- Exercise instructions:
Copy out the data below as written; omit any images.

- Extracted information:
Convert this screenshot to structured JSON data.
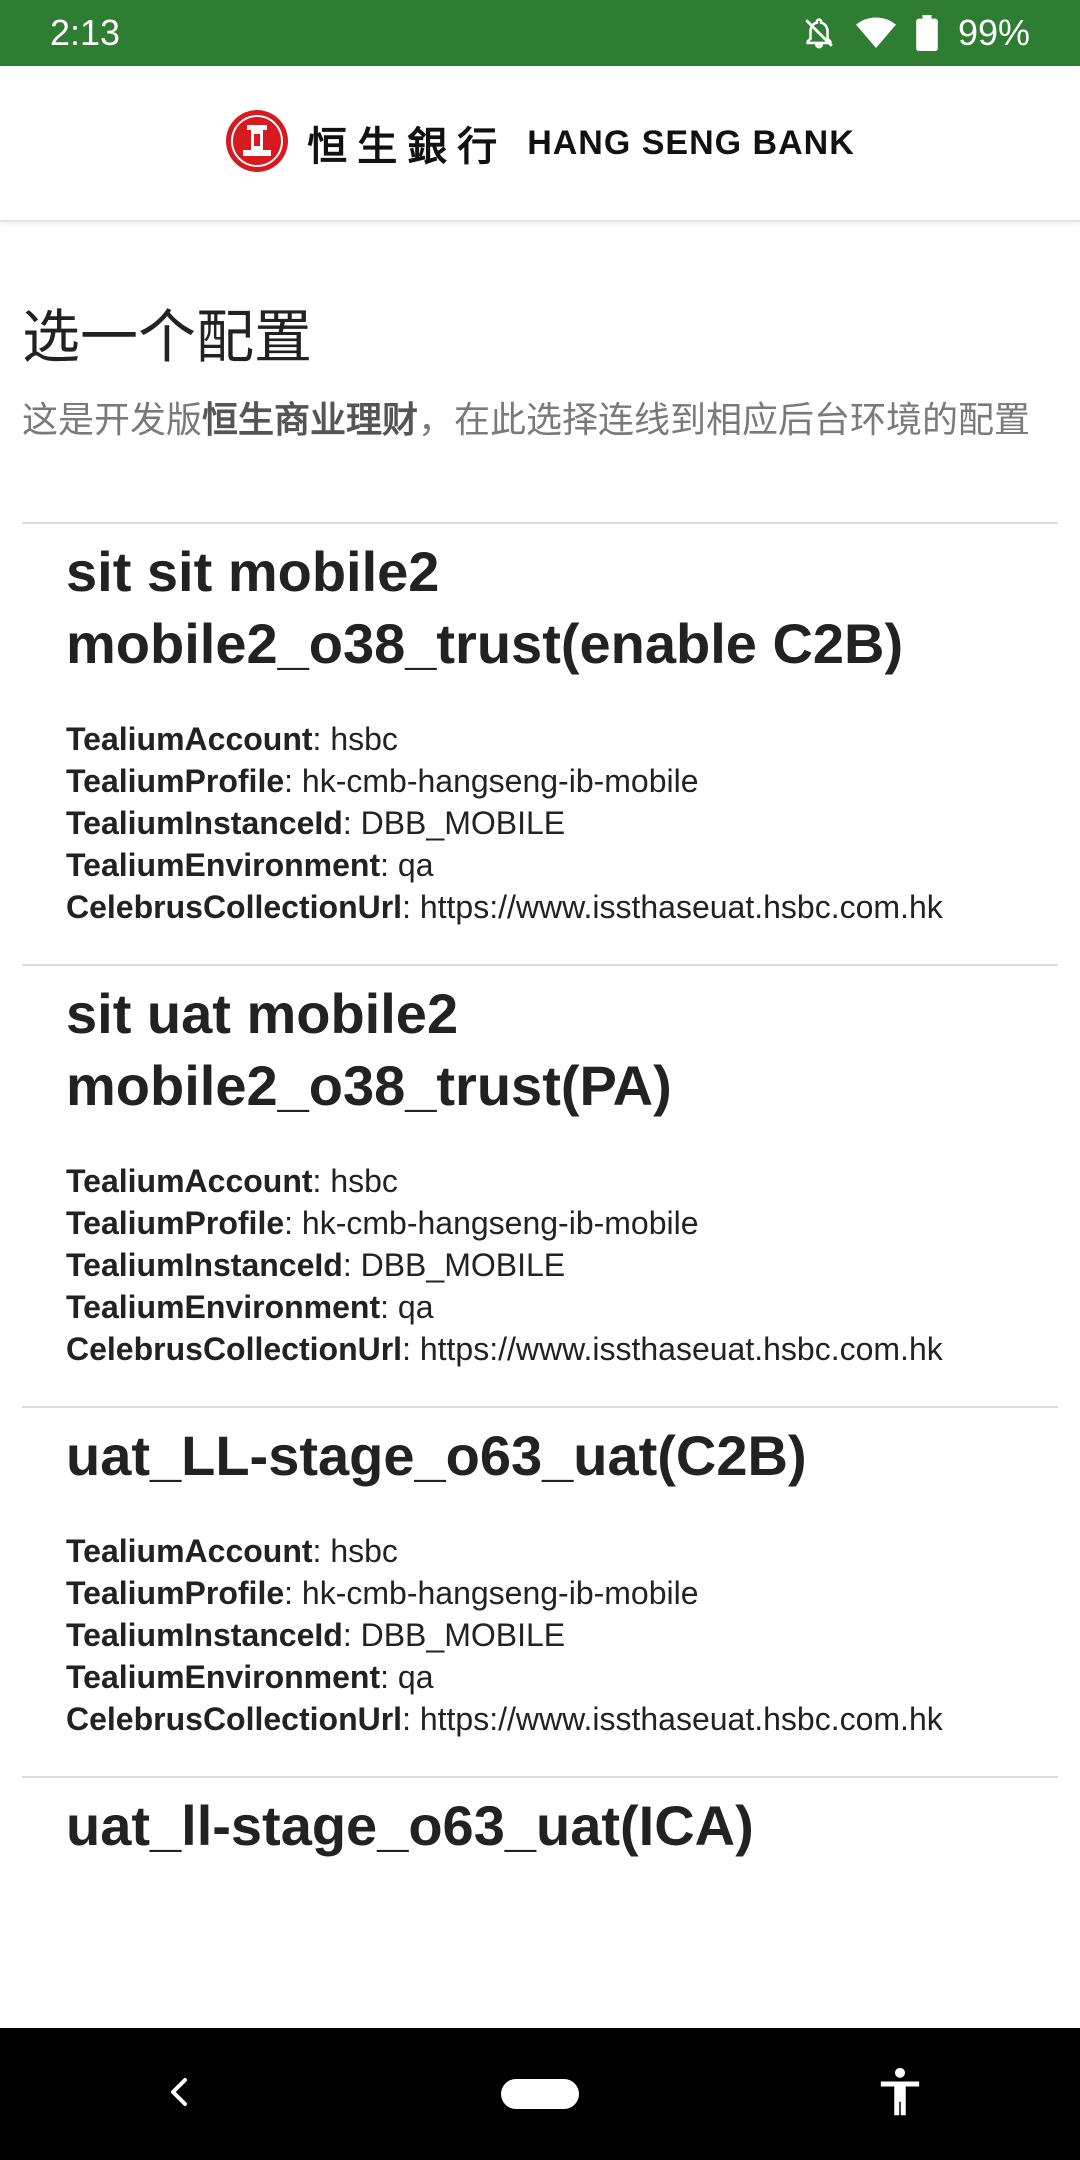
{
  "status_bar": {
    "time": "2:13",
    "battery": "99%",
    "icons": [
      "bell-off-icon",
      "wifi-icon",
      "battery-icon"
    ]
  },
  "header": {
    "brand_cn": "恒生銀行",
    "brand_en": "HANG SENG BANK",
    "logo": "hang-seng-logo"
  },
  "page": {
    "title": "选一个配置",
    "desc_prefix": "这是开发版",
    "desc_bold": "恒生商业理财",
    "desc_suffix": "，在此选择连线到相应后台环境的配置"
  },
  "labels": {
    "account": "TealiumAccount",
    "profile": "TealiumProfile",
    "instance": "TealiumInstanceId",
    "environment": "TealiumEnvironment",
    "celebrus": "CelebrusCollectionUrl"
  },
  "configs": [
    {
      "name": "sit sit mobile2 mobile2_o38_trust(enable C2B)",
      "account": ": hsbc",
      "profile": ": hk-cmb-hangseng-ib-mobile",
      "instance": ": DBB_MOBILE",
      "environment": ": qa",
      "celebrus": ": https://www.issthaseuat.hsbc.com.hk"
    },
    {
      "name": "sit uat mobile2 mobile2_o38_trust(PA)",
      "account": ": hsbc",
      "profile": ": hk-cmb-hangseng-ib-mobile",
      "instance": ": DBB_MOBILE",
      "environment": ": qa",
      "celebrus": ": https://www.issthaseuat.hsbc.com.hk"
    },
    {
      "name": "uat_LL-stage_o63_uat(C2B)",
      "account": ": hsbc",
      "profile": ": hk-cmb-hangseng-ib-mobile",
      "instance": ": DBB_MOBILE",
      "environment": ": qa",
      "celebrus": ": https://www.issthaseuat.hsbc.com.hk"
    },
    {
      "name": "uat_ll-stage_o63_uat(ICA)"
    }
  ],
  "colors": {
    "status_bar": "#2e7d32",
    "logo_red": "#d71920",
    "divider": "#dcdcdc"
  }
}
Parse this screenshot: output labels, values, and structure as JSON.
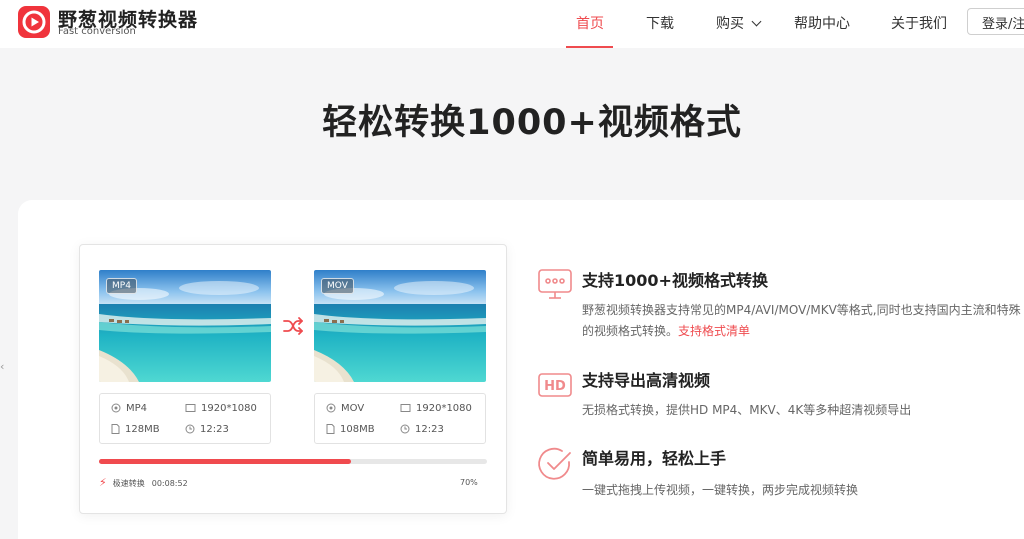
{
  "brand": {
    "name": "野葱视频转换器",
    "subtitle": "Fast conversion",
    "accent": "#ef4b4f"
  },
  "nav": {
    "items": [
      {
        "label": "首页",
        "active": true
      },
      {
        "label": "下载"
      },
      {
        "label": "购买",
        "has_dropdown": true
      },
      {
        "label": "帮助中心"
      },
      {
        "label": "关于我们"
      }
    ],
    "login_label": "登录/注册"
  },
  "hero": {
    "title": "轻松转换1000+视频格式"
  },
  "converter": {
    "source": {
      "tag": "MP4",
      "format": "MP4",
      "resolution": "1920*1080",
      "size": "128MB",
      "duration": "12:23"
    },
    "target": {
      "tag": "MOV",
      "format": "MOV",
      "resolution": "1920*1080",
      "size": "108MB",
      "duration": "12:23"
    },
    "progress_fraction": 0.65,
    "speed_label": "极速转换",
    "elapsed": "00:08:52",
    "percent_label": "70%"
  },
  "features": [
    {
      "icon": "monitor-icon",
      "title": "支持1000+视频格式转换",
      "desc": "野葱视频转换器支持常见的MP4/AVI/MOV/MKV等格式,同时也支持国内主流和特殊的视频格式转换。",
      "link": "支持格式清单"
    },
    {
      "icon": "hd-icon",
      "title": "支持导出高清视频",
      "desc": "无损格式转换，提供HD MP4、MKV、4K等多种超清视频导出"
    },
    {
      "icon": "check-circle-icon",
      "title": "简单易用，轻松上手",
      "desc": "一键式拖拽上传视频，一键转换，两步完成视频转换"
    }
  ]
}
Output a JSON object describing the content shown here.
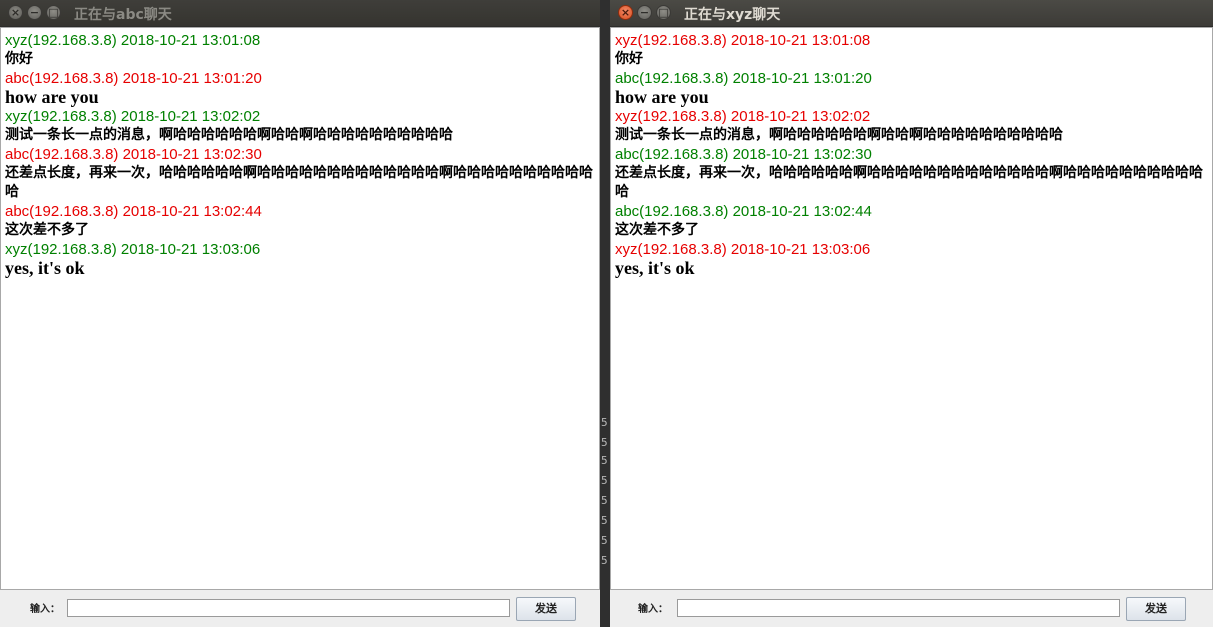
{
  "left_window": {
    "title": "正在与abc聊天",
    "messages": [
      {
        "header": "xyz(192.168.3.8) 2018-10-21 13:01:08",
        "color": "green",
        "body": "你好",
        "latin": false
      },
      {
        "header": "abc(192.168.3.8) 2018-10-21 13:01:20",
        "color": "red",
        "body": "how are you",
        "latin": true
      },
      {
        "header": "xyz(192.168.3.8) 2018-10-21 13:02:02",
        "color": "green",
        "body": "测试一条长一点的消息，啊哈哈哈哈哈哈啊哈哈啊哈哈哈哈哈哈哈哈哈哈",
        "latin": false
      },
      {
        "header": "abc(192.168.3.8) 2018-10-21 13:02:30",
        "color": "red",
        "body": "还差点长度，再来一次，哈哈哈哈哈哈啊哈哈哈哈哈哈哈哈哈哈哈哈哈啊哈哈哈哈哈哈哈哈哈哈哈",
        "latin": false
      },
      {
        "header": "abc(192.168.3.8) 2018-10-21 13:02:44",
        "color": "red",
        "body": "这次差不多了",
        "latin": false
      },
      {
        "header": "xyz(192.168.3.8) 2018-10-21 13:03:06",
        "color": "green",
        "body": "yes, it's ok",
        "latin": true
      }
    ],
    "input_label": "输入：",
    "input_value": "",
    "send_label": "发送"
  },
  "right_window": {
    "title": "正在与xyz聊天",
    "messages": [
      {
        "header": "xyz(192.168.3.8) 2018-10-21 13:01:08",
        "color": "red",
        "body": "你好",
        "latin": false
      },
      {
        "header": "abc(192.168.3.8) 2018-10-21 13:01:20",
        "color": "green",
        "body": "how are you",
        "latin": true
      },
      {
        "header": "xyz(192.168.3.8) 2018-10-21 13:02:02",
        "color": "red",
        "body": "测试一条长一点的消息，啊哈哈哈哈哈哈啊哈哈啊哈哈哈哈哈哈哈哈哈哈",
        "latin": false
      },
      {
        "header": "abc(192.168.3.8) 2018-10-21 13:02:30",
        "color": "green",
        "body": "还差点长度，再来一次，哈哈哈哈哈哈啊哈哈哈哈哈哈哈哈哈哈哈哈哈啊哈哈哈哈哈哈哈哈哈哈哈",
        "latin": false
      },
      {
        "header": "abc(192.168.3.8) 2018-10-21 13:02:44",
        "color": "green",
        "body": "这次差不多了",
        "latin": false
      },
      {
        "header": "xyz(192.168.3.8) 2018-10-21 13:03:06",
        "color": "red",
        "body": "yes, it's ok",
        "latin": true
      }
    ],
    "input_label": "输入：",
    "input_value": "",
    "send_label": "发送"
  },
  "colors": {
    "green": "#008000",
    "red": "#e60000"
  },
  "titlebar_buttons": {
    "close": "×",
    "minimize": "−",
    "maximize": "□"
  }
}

- Output of the task:
Convert this screenshot to structured JSON data.
{
  "status_bar": {
    "time": "2:13",
    "battery": "99%",
    "icons": [
      "bell-off-icon",
      "wifi-icon",
      "battery-icon"
    ]
  },
  "header": {
    "brand_cn": "恒生銀行",
    "brand_en": "HANG SENG BANK",
    "logo": "hang-seng-logo"
  },
  "page": {
    "title": "选一个配置",
    "desc_prefix": "这是开发版",
    "desc_bold": "恒生商业理财",
    "desc_suffix": "，在此选择连线到相应后台环境的配置"
  },
  "labels": {
    "account": "TealiumAccount",
    "profile": "TealiumProfile",
    "instance": "TealiumInstanceId",
    "environment": "TealiumEnvironment",
    "celebrus": "CelebrusCollectionUrl"
  },
  "configs": [
    {
      "name": "sit sit mobile2 mobile2_o38_trust(enable C2B)",
      "account": ": hsbc",
      "profile": ": hk-cmb-hangseng-ib-mobile",
      "instance": ": DBB_MOBILE",
      "environment": ": qa",
      "celebrus": ": https://www.issthaseuat.hsbc.com.hk"
    },
    {
      "name": "sit uat mobile2 mobile2_o38_trust(PA)",
      "account": ": hsbc",
      "profile": ": hk-cmb-hangseng-ib-mobile",
      "instance": ": DBB_MOBILE",
      "environment": ": qa",
      "celebrus": ": https://www.issthaseuat.hsbc.com.hk"
    },
    {
      "name": "uat_LL-stage_o63_uat(C2B)",
      "account": ": hsbc",
      "profile": ": hk-cmb-hangseng-ib-mobile",
      "instance": ": DBB_MOBILE",
      "environment": ": qa",
      "celebrus": ": https://www.issthaseuat.hsbc.com.hk"
    },
    {
      "name": "uat_ll-stage_o63_uat(ICA)"
    }
  ],
  "colors": {
    "status_bar": "#2e7d32",
    "logo_red": "#d71920",
    "divider": "#dcdcdc"
  }
}
Parse this screenshot: output labels, values, and structure as JSON.
{
  "brand": {
    "name": "野葱视频转换器",
    "subtitle": "Fast conversion",
    "accent": "#ef4b4f"
  },
  "nav": {
    "items": [
      {
        "label": "首页",
        "active": true
      },
      {
        "label": "下载"
      },
      {
        "label": "购买",
        "has_dropdown": true
      },
      {
        "label": "帮助中心"
      },
      {
        "label": "关于我们"
      }
    ],
    "login_label": "登录/注册"
  },
  "hero": {
    "title": "轻松转换1000+视频格式"
  },
  "converter": {
    "source": {
      "tag": "MP4",
      "format": "MP4",
      "resolution": "1920*1080",
      "size": "128MB",
      "duration": "12:23"
    },
    "target": {
      "tag": "MOV",
      "format": "MOV",
      "resolution": "1920*1080",
      "size": "108MB",
      "duration": "12:23"
    },
    "progress_fraction": 0.65,
    "speed_label": "极速转换",
    "elapsed": "00:08:52",
    "percent_label": "70%"
  },
  "features": [
    {
      "icon": "monitor-icon",
      "title": "支持1000+视频格式转换",
      "desc": "野葱视频转换器支持常见的MP4/AVI/MOV/MKV等格式,同时也支持国内主流和特殊的视频格式转换。",
      "link": "支持格式清单"
    },
    {
      "icon": "hd-icon",
      "title": "支持导出高清视频",
      "desc": "无损格式转换，提供HD MP4、MKV、4K等多种超清视频导出"
    },
    {
      "icon": "check-circle-icon",
      "title": "简单易用，轻松上手",
      "desc": "一键式拖拽上传视频，一键转换，两步完成视频转换"
    }
  ]
}
Output a JSON object describing the content shown here.
{
  "left_window": {
    "title": "正在与abc聊天",
    "messages": [
      {
        "header": "xyz(192.168.3.8) 2018-10-21 13:01:08",
        "color": "green",
        "body": "你好",
        "latin": false
      },
      {
        "header": "abc(192.168.3.8) 2018-10-21 13:01:20",
        "color": "red",
        "body": "how are you",
        "latin": true
      },
      {
        "header": "xyz(192.168.3.8) 2018-10-21 13:02:02",
        "color": "green",
        "body": "测试一条长一点的消息，啊哈哈哈哈哈哈啊哈哈啊哈哈哈哈哈哈哈哈哈哈",
        "latin": false
      },
      {
        "header": "abc(192.168.3.8) 2018-10-21 13:02:30",
        "color": "red",
        "body": "还差点长度，再来一次，哈哈哈哈哈哈啊哈哈哈哈哈哈哈哈哈哈哈哈哈啊哈哈哈哈哈哈哈哈哈哈哈",
        "latin": false
      },
      {
        "header": "abc(192.168.3.8) 2018-10-21 13:02:44",
        "color": "red",
        "body": "这次差不多了",
        "latin": false
      },
      {
        "header": "xyz(192.168.3.8) 2018-10-21 13:03:06",
        "color": "green",
        "body": "yes, it's ok",
        "latin": true
      }
    ],
    "input_label": "输入：",
    "input_value": "",
    "send_label": "发送"
  },
  "right_window": {
    "title": "正在与xyz聊天",
    "messages": [
      {
        "header": "xyz(192.168.3.8) 2018-10-21 13:01:08",
        "color": "red",
        "body": "你好",
        "latin": false
      },
      {
        "header": "abc(192.168.3.8) 2018-10-21 13:01:20",
        "color": "green",
        "body": "how are you",
        "latin": true
      },
      {
        "header": "xyz(192.168.3.8) 2018-10-21 13:02:02",
        "color": "red",
        "body": "测试一条长一点的消息，啊哈哈哈哈哈哈啊哈哈啊哈哈哈哈哈哈哈哈哈哈",
        "latin": false
      },
      {
        "header": "abc(192.168.3.8) 2018-10-21 13:02:30",
        "color": "green",
        "body": "还差点长度，再来一次，哈哈哈哈哈哈啊哈哈哈哈哈哈哈哈哈哈哈哈哈啊哈哈哈哈哈哈哈哈哈哈哈",
        "latin": false
      },
      {
        "header": "abc(192.168.3.8) 2018-10-21 13:02:44",
        "color": "green",
        "body": "这次差不多了",
        "latin": false
      },
      {
        "header": "xyz(192.168.3.8) 2018-10-21 13:03:06",
        "color": "red",
        "body": "yes, it's ok",
        "latin": true
      }
    ],
    "input_label": "输入：",
    "input_value": "",
    "send_label": "发送"
  },
  "colors": {
    "green": "#008000",
    "red": "#e60000"
  },
  "titlebar_buttons": {
    "close": "×",
    "minimize": "−",
    "maximize": "□"
  }
}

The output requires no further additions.